--- Start Record set ---
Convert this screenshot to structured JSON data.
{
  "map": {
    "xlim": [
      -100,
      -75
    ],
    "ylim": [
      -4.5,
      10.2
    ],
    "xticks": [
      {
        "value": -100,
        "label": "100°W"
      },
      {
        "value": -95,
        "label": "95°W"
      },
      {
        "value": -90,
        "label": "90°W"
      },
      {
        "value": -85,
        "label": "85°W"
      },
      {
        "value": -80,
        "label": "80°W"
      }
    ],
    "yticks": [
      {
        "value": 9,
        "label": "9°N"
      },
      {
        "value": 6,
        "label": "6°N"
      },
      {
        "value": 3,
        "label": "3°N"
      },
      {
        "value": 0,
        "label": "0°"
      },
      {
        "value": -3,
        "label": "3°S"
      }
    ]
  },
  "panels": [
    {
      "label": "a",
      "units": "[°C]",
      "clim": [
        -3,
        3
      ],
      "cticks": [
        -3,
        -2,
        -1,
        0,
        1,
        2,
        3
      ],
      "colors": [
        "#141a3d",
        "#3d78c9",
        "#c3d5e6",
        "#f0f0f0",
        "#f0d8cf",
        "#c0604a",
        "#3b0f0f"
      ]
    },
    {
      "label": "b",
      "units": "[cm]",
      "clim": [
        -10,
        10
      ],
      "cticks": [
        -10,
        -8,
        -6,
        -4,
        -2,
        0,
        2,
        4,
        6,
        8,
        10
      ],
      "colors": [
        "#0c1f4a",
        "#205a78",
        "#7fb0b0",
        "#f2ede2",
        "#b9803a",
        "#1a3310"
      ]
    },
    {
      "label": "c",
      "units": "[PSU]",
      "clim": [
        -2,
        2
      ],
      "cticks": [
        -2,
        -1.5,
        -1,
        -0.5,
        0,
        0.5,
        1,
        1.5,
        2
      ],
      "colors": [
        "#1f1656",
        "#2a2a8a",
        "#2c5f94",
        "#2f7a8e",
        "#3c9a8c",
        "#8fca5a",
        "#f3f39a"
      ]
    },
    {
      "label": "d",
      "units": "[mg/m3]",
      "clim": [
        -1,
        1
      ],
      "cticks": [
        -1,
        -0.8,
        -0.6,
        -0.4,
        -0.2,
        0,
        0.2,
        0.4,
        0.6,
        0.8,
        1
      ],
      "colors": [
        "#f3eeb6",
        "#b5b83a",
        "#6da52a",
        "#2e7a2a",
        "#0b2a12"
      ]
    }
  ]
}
--- End Record set ---
What the exercise asks:
Write out every entry exactly as given.

Exercise output:
Convert this screenshot to structured JSON data.
{
  "map": {
    "xlim": [
      -100,
      -75
    ],
    "ylim": [
      -4.5,
      10.2
    ],
    "xticks": [
      {
        "value": -100,
        "label": "100°W"
      },
      {
        "value": -95,
        "label": "95°W"
      },
      {
        "value": -90,
        "label": "90°W"
      },
      {
        "value": -85,
        "label": "85°W"
      },
      {
        "value": -80,
        "label": "80°W"
      }
    ],
    "yticks": [
      {
        "value": 9,
        "label": "9°N"
      },
      {
        "value": 6,
        "label": "6°N"
      },
      {
        "value": 3,
        "label": "3°N"
      },
      {
        "value": 0,
        "label": "0°"
      },
      {
        "value": -3,
        "label": "3°S"
      }
    ]
  },
  "panels": [
    {
      "label": "a",
      "units": "[°C]",
      "clim": [
        -3,
        3
      ],
      "cticks": [
        -3,
        -2,
        -1,
        0,
        1,
        2,
        3
      ],
      "colors": [
        "#141a3d",
        "#3d78c9",
        "#c3d5e6",
        "#f0f0f0",
        "#f0d8cf",
        "#c0604a",
        "#3b0f0f"
      ]
    },
    {
      "label": "b",
      "units": "[cm]",
      "clim": [
        -10,
        10
      ],
      "cticks": [
        -10,
        -8,
        -6,
        -4,
        -2,
        0,
        2,
        4,
        6,
        8,
        10
      ],
      "colors": [
        "#0c1f4a",
        "#205a78",
        "#7fb0b0",
        "#f2ede2",
        "#b9803a",
        "#1a3310"
      ]
    },
    {
      "label": "c",
      "units": "[PSU]",
      "clim": [
        -2,
        2
      ],
      "cticks": [
        -2,
        -1.5,
        -1,
        -0.5,
        0,
        0.5,
        1,
        1.5,
        2
      ],
      "colors": [
        "#1f1656",
        "#2a2a8a",
        "#2c5f94",
        "#2f7a8e",
        "#3c9a8c",
        "#8fca5a",
        "#f3f39a"
      ]
    },
    {
      "label": "d",
      "units": "[mg/m3]",
      "clim": [
        -1,
        1
      ],
      "cticks": [
        -1,
        -0.8,
        -0.6,
        -0.4,
        -0.2,
        0,
        0.2,
        0.4,
        0.6,
        0.8,
        1
      ],
      "colors": [
        "#f3eeb6",
        "#b5b83a",
        "#6da52a",
        "#2e7a2a",
        "#0b2a12"
      ]
    }
  ]
}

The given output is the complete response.